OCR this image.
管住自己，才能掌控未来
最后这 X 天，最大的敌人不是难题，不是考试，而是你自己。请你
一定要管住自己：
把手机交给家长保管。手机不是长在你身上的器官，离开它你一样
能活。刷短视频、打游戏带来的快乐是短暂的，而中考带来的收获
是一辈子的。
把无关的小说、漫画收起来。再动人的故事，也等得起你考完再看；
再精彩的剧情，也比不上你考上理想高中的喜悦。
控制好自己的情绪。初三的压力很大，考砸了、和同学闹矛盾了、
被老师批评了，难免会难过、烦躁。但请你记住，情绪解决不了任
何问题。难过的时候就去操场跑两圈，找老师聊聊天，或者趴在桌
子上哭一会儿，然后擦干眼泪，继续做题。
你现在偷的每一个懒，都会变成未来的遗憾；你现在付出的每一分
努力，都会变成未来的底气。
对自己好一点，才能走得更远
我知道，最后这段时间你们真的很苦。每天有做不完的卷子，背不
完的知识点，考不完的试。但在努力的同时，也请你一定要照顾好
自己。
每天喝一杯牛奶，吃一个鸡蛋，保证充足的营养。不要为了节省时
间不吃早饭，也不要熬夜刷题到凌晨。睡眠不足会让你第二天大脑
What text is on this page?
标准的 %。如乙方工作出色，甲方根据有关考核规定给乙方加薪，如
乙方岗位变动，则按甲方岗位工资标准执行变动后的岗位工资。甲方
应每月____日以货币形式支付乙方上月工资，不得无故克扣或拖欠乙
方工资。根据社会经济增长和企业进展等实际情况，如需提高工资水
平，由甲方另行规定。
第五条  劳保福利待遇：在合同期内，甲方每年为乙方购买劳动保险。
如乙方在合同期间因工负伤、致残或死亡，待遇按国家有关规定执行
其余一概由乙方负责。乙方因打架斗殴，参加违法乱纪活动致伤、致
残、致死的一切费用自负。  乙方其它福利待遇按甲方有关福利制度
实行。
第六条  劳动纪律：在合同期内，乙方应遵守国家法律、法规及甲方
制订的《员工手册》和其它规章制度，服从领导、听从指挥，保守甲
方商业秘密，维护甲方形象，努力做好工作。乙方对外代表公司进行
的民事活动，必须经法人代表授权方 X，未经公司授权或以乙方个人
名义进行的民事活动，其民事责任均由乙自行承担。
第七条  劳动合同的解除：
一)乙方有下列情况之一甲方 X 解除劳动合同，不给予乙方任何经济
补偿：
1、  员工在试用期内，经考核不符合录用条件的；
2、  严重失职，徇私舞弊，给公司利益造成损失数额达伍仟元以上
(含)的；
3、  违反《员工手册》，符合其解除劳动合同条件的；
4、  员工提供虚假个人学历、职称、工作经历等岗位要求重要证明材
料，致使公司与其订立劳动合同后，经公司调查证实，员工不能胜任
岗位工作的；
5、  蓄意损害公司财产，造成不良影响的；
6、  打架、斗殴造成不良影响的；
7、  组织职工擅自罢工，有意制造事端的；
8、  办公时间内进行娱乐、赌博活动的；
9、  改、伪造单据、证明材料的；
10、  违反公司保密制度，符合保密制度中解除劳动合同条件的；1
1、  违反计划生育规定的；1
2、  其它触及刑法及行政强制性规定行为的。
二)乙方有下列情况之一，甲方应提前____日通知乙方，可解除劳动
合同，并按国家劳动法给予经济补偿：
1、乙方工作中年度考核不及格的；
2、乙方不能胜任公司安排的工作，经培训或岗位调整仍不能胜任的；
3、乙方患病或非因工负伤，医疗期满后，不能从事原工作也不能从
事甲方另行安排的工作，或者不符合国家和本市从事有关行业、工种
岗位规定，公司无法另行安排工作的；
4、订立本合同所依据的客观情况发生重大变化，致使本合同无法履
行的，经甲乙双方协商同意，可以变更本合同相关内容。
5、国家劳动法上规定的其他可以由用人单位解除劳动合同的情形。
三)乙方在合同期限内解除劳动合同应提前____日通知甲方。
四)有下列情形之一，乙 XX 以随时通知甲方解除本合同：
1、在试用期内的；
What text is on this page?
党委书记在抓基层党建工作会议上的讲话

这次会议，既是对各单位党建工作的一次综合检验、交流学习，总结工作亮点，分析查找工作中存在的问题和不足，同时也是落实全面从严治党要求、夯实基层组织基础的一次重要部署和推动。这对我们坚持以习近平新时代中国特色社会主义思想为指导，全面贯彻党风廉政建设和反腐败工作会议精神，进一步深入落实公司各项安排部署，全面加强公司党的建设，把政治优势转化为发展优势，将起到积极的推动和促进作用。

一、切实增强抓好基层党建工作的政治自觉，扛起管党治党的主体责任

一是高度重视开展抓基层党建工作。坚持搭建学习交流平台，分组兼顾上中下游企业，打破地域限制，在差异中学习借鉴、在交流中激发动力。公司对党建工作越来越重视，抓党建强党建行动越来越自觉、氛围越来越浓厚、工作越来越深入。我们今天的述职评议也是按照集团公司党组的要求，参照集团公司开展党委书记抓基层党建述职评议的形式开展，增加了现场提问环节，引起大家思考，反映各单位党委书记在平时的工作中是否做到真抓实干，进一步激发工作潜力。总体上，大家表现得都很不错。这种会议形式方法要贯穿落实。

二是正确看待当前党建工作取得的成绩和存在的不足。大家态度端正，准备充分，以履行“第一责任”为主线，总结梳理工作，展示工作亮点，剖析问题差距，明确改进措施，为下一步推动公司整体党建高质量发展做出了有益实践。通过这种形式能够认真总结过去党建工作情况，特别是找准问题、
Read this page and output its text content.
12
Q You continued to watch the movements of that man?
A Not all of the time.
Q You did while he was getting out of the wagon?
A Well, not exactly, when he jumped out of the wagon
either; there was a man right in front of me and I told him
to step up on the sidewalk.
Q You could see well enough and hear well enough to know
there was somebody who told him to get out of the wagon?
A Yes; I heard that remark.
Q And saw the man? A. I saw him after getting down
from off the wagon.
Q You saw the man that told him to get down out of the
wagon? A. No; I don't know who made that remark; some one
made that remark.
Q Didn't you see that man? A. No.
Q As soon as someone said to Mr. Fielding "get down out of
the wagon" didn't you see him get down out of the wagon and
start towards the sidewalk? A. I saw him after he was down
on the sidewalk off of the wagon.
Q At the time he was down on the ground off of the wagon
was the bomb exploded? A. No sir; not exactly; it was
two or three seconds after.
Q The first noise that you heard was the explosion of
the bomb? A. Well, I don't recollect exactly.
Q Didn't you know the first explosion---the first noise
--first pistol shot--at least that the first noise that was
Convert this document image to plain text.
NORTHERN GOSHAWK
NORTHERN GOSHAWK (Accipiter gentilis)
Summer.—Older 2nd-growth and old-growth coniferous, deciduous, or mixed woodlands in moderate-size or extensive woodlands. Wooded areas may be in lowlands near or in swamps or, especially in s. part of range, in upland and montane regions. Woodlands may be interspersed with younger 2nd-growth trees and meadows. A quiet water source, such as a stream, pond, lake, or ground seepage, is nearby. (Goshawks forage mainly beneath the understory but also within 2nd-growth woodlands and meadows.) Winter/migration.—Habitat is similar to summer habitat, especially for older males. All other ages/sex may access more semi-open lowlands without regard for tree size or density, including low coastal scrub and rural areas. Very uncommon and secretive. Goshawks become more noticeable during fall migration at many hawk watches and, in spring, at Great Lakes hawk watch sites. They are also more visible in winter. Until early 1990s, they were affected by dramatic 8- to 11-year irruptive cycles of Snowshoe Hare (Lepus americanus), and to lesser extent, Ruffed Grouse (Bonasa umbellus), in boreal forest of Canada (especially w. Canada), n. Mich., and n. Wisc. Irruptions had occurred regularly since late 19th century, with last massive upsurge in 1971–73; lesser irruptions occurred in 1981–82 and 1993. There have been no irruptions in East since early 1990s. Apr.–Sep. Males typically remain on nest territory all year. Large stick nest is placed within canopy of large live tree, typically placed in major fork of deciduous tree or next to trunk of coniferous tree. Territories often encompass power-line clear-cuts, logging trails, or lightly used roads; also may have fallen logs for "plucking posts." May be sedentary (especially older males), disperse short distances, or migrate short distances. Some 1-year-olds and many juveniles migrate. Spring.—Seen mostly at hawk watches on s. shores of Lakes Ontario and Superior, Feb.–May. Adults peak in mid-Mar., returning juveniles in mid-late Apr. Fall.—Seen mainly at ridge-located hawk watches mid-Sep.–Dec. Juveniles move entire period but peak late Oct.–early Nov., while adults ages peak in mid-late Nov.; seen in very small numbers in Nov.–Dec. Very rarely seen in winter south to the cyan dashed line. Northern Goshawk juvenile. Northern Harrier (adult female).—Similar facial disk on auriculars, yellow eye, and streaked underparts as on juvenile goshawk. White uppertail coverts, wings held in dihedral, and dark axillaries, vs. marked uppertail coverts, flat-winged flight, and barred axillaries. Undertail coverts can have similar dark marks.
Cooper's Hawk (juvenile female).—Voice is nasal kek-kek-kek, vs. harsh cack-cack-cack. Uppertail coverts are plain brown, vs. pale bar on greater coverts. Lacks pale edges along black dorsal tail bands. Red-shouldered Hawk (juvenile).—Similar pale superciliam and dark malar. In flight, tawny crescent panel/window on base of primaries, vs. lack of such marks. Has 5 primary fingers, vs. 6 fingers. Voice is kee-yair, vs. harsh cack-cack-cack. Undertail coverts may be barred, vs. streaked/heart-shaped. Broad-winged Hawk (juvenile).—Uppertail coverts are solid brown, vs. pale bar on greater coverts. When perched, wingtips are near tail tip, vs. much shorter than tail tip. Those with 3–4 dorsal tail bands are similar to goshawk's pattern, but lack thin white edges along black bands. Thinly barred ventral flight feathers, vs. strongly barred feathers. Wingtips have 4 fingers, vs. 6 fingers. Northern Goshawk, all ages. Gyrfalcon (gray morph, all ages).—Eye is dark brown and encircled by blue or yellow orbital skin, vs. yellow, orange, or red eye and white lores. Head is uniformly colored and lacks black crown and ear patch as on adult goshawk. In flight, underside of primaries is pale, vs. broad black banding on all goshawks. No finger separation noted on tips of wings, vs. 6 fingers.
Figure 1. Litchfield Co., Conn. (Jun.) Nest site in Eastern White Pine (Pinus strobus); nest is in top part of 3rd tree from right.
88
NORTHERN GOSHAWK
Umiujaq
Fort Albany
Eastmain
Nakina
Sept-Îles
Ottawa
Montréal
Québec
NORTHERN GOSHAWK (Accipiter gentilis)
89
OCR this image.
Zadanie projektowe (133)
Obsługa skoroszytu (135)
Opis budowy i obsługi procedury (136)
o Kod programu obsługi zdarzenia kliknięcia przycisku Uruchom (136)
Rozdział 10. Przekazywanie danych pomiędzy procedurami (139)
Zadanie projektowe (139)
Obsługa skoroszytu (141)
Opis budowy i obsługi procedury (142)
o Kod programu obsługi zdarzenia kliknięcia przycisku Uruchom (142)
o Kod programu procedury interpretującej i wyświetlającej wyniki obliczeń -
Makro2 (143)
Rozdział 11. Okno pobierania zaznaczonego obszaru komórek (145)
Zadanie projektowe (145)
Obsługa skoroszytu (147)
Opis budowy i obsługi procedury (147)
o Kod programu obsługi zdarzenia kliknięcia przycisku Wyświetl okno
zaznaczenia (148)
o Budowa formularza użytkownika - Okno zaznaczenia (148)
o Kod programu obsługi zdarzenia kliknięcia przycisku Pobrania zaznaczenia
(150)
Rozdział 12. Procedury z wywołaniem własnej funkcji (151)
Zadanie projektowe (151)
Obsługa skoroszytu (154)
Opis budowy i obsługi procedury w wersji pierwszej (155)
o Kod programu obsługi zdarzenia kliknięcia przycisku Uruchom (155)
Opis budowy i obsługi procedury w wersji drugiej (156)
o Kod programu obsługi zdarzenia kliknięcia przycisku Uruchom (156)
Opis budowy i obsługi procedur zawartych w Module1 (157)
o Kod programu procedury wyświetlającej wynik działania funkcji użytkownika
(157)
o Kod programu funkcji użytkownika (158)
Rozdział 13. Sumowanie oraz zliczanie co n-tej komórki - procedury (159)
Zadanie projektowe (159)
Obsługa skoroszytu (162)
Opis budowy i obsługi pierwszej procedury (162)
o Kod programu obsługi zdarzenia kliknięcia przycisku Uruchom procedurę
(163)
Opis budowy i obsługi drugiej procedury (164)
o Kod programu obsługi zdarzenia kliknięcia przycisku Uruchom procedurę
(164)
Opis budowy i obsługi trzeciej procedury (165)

------------------------------------------------------------

**Exercise goal:** Pull out every line in the data above that has the word "noise".

**Output of the task:**
Q The first noise that you heard was the explosion of
Q Didn't you know the first explosion---the first noise
--first pistol shot--at least that the first noise that was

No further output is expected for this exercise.